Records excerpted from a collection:
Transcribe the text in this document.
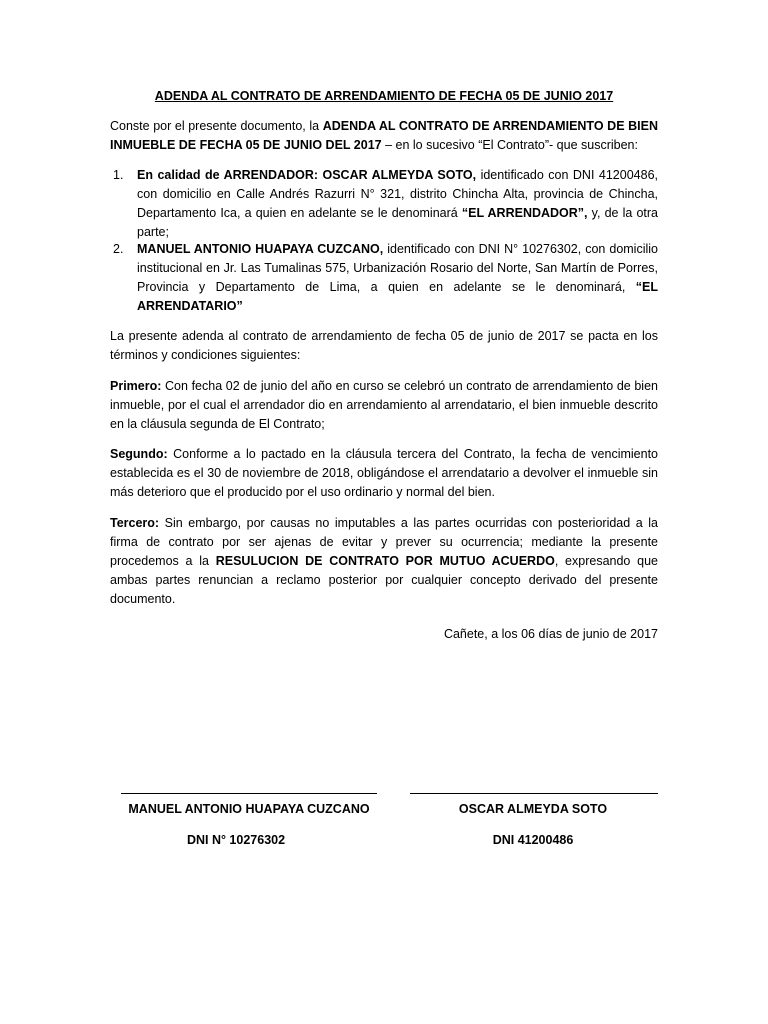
ADENDA AL CONTRATO DE ARRENDAMIENTO DE FECHA 05 DE JUNIO 2017

Conste por el presente documento, la ADENDA AL CONTRATO DE ARRENDAMIENTO DE BIEN INMUEBLE DE FECHA 05 DE JUNIO DEL 2017 – en lo sucesivo “El Contrato”- que suscriben:

1. En calidad de ARRENDADOR: OSCAR ALMEYDA SOTO, identificado con DNI 41200486, con domicilio en Calle Andrés Razurri N° 321, distrito Chincha Alta, provincia de Chincha, Departamento Ica, a quien en adelante se le denominará “EL ARRENDADOR”, y, de la otra parte;

2. MANUEL ANTONIO HUAPAYA CUZCANO, identificado con DNI N° 10276302, con domicilio institucional en Jr. Las Tumalinas 575, Urbanización Rosario del Norte, San Martín de Porres, Provincia y Departamento de Lima, a quien en adelante se le denominará, “EL ARRENDATARIO”

La presente adenda al contrato de arrendamiento de fecha 05 de junio de 2017 se pacta en los términos y condiciones siguientes:

Primero: Con fecha 02 de junio del año en curso se celebró un contrato de arrendamiento de bien inmueble, por el cual el arrendador dio en arrendamiento al arrendatario, el bien inmueble descrito en la cláusula segunda de El Contrato;

Segundo: Conforme a lo pactado en la cláusula tercera del Contrato, la fecha de vencimiento establecida es el 30 de noviembre de 2018, obligándose el arrendatario a devolver el inmueble sin más deterioro que el producido por el uso ordinario y normal del bien.

Tercero: Sin embargo, por causas no imputables a las partes ocurridas con posterioridad a la firma de contrato por ser ajenas de evitar y prever su ocurrencia; mediante la presente procedemos a la RESULUCION DE CONTRATO POR MUTUO ACUERDO, expresando que ambas partes renuncian a reclamo posterior por cualquier concepto derivado del presente documento.

Cañete, a los 06 días de junio de 2017

MANUEL ANTONIO HUAPAYA CUZCANO

DNI N° 10276302

OSCAR ALMEYDA SOTO

DNI 41200486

TASK INSTRUCTIONS = Print the entries above exactly, taking out only the pictures.

SOLUTION BELOW =
Transcribe the text in this document.
ADENDA AL CONTRATO DE ARRENDAMIENTO DE FECHA 05 DE JUNIO 2017

Conste por el presente documento, la ADENDA AL CONTRATO DE ARRENDAMIENTO DE BIEN INMUEBLE DE FECHA 05 DE JUNIO DEL 2017 – en lo sucesivo “El Contrato”- que suscriben:

1. En calidad de ARRENDADOR: OSCAR ALMEYDA SOTO, identificado con DNI 41200486, con domicilio en Calle Andrés Razurri N° 321, distrito Chincha Alta, provincia de Chincha, Departamento Ica, a quien en adelante se le denominará “EL ARRENDADOR”, y, de la otra parte;

2. MANUEL ANTONIO HUAPAYA CUZCANO, identificado con DNI N° 10276302, con domicilio institucional en Jr. Las Tumalinas 575, Urbanización Rosario del Norte, San Martín de Porres, Provincia y Departamento de Lima, a quien en adelante se le denominará, “EL ARRENDATARIO”

La presente adenda al contrato de arrendamiento de fecha 05 de junio de 2017 se pacta en los términos y condiciones siguientes:

Primero: Con fecha 02 de junio del año en curso se celebró un contrato de arrendamiento de bien inmueble, por el cual el arrendador dio en arrendamiento al arrendatario, el bien inmueble descrito en la cláusula segunda de El Contrato;

Segundo: Conforme a lo pactado en la cláusula tercera del Contrato, la fecha de vencimiento establecida es el 30 de noviembre de 2018, obligándose el arrendatario a devolver el inmueble sin más deterioro que el producido por el uso ordinario y normal del bien.

Tercero: Sin embargo, por causas no imputables a las partes ocurridas con posterioridad a la firma de contrato por ser ajenas de evitar y prever su ocurrencia; mediante la presente procedemos a la RESULUCION DE CONTRATO POR MUTUO ACUERDO, expresando que ambas partes renuncian a reclamo posterior por cualquier concepto derivado del presente documento.

Cañete, a los 06 días de junio de 2017

MANUEL ANTONIO HUAPAYA CUZCANO

DNI N° 10276302

OSCAR ALMEYDA SOTO

DNI 41200486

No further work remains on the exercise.